Your instructions>
Repeat the material exactly, leaving nothing out.

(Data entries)
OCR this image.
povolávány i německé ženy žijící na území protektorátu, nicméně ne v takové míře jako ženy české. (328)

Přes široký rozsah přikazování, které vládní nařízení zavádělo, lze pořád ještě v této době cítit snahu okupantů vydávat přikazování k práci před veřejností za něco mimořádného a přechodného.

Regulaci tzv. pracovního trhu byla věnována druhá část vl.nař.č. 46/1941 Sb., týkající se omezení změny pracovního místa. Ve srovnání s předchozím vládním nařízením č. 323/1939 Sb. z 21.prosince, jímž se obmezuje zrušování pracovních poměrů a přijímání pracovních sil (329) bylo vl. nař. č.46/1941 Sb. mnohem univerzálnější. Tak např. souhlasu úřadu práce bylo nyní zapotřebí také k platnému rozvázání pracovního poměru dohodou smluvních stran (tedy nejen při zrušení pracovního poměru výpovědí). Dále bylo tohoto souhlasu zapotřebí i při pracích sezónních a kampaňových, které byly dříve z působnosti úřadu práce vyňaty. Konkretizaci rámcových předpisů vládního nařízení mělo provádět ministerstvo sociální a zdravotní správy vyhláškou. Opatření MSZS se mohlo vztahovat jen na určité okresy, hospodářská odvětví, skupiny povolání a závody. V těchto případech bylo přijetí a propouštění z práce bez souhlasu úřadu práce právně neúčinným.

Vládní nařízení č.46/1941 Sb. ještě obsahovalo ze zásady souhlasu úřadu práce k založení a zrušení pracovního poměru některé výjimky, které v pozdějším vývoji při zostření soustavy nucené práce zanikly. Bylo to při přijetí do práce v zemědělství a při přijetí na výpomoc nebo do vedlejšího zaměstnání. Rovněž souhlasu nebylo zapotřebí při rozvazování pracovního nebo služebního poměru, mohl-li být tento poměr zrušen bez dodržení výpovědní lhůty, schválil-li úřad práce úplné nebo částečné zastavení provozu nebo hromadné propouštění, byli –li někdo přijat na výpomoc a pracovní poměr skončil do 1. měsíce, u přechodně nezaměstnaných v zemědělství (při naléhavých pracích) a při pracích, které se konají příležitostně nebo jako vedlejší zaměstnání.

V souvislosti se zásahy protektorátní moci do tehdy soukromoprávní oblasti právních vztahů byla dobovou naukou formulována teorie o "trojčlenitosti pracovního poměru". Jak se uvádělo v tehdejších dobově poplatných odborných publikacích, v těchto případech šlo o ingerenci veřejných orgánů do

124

Full output>
OCR this image.
povolávány i německé ženy žijící na území protektorátu, nicméně ne v takové míře jako ženy české. (328)

Přes široký rozsah přikazování, které vládní nařízení zavádělo, lze pořád ještě v této době cítit snahu okupantů vydávat přikazování k práci před veřejností za něco mimořádného a přechodného.

Regulaci tzv. pracovního trhu byla věnována druhá část vl.nař.č. 46/1941 Sb., týkající se omezení změny pracovního místa. Ve srovnání s předchozím vládním nařízením č. 323/1939 Sb. z 21.prosince, jímž se obmezuje zrušování pracovních poměrů a přijímání pracovních sil (329) bylo vl. nař. č.46/1941 Sb. mnohem univerzálnější. Tak např. souhlasu úřadu práce bylo nyní zapotřebí také k platnému rozvázání pracovního poměru dohodou smluvních stran (tedy nejen při zrušení pracovního poměru výpovědí). Dále bylo tohoto souhlasu zapotřebí i při pracích sezónních a kampaňových, které byly dříve z působnosti úřadu práce vyňaty. Konkretizaci rámcových předpisů vládního nařízení mělo provádět ministerstvo sociální a zdravotní správy vyhláškou. Opatření MSZS se mohlo vztahovat jen na určité okresy, hospodářská odvětví, skupiny povolání a závody. V těchto případech bylo přijetí a propouštění z práce bez souhlasu úřadu práce právně neúčinným.

Vládní nařízení č.46/1941 Sb. ještě obsahovalo ze zásady souhlasu úřadu práce k založení a zrušení pracovního poměru některé výjimky, které v pozdějším vývoji při zostření soustavy nucené práce zanikly. Bylo to při přijetí do práce v zemědělství a při přijetí na výpomoc nebo do vedlejšího zaměstnání. Rovněž souhlasu nebylo zapotřebí při rozvazování pracovního nebo služebního poměru, mohl-li být tento poměr zrušen bez dodržení výpovědní lhůty, schválil-li úřad práce úplné nebo částečné zastavení provozu nebo hromadné propouštění, byli –li někdo přijat na výpomoc a pracovní poměr skončil do 1. měsíce, u přechodně nezaměstnaných v zemědělství (při naléhavých pracích) a při pracích, které se konají příležitostně nebo jako vedlejší zaměstnání.

V souvislosti se zásahy protektorátní moci do tehdy soukromoprávní oblasti právních vztahů byla dobovou naukou formulována teorie o "trojčlenitosti pracovního poměru". Jak se uvádělo v tehdejších dobově poplatných odborných publikacích, v těchto případech šlo o ingerenci veřejných orgánů do

124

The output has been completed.